> [PROBLEM TO WORK ON] Copy out all the records, word for word.

> [DATA TO PROCESS]
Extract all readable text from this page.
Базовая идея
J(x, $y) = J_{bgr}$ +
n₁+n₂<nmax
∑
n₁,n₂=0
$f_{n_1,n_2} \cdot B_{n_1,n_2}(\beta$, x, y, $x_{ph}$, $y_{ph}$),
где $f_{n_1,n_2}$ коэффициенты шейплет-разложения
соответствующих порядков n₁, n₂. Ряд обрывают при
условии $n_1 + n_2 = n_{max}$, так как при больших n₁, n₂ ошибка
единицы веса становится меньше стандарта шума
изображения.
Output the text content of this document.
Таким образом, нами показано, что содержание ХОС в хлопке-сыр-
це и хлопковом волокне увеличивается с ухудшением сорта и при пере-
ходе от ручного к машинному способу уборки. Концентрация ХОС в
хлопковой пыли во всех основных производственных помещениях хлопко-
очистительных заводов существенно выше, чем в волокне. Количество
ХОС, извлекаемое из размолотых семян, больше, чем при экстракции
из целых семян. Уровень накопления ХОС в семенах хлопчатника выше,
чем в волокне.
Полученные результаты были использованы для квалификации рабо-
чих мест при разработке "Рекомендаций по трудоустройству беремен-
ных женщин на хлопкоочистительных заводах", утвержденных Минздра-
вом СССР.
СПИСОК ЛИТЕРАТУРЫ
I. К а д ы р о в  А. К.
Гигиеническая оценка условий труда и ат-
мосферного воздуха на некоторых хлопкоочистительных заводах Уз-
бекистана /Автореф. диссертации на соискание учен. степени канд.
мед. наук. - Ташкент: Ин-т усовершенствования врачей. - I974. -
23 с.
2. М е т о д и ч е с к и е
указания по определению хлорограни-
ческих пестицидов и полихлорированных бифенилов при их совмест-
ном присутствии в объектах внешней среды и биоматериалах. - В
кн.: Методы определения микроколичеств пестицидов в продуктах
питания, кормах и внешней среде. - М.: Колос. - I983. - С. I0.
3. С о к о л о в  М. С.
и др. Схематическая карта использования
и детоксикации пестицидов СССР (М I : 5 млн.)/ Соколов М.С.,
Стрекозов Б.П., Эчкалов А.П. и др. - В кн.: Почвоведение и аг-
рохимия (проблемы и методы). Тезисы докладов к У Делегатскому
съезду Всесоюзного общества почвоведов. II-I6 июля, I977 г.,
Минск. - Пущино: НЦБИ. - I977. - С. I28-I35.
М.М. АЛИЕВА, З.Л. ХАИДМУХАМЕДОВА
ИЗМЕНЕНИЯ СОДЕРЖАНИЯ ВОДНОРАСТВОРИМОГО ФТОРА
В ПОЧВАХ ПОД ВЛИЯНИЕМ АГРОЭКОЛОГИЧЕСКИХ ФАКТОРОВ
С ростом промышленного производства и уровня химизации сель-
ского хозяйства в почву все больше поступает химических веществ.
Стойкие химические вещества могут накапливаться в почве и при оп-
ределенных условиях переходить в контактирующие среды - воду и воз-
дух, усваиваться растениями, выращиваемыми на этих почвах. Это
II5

> [SOLVED EXERCISE]
Extract all readable text from this page.
Базовая идея
J(x, $y) = J_{bgr}$ +
n₁+n₂<nmax
∑
n₁,n₂=0
$f_{n_1,n_2} \cdot B_{n_1,n_2}(\beta$, x, y, $x_{ph}$, $y_{ph}$),
где $f_{n_1,n_2}$ коэффициенты шейплет-разложения
соответствующих порядков n₁, n₂. Ряд обрывают при
условии $n_1 + n_2 = n_{max}$, так как при больших n₁, n₂ ошибка
единицы веса становится меньше стандарта шума
изображения.
Output the text content of this document.
Таким образом, нами показано, что содержание ХОС в хлопке-сыр-
це и хлопковом волокне увеличивается с ухудшением сорта и при пере-
ходе от ручного к машинному способу уборки. Концентрация ХОС в
хлопковой пыли во всех основных производственных помещениях хлопко-
очистительных заводов существенно выше, чем в волокне. Количество
ХОС, извлекаемое из размолотых семян, больше, чем при экстракции
из целых семян. Уровень накопления ХОС в семенах хлопчатника выше,
чем в волокне.
Полученные результаты были использованы для квалификации рабо-
чих мест при разработке "Рекомендаций по трудоустройству беремен-
ных женщин на хлопкоочистительных заводах", утвержденных Минздра-
вом СССР.
СПИСОК ЛИТЕРАТУРЫ
I. К а д ы р о в  А. К.
Гигиеническая оценка условий труда и ат-
мосферного воздуха на некоторых хлопкоочистительных заводах Уз-
бекистана /Автореф. диссертации на соискание учен. степени канд.
мед. наук. - Ташкент: Ин-т усовершенствования врачей. - I974. -
23 с.
2. М е т о д и ч е с к и е
указания по определению хлорограни-
ческих пестицидов и полихлорированных бифенилов при их совмест-
ном присутствии в объектах внешней среды и биоматериалах. - В
кн.: Методы определения микроколичеств пестицидов в продуктах
питания, кормах и внешней среде. - М.: Колос. - I983. - С. I0.
3. С о к о л о в  М. С.
и др. Схематическая карта использования
и детоксикации пестицидов СССР (М I : 5 млн.)/ Соколов М.С.,
Стрекозов Б.П., Эчкалов А.П. и др. - В кн.: Почвоведение и аг-
рохимия (проблемы и методы). Тезисы докладов к У Делегатскому
съезду Всесоюзного общества почвоведов. II-I6 июля, I977 г.,
Минск. - Пущино: НЦБИ. - I977. - С. I28-I35.
М.М. АЛИЕВА, З.Л. ХАИДМУХАМЕДОВА
ИЗМЕНЕНИЯ СОДЕРЖАНИЯ ВОДНОРАСТВОРИМОГО ФТОРА
В ПОЧВАХ ПОД ВЛИЯНИЕМ АГРОЭКОЛОГИЧЕСКИХ ФАКТОРОВ
С ростом промышленного производства и уровня химизации сель-
ского хозяйства в почву все больше поступает химических веществ.
Стойкие химические вещества могут накапливаться в почве и при оп-
ределенных условиях переходить в контактирующие среды - воду и воз-
дух, усваиваться растениями, выращиваемыми на этих почвах. Это
II5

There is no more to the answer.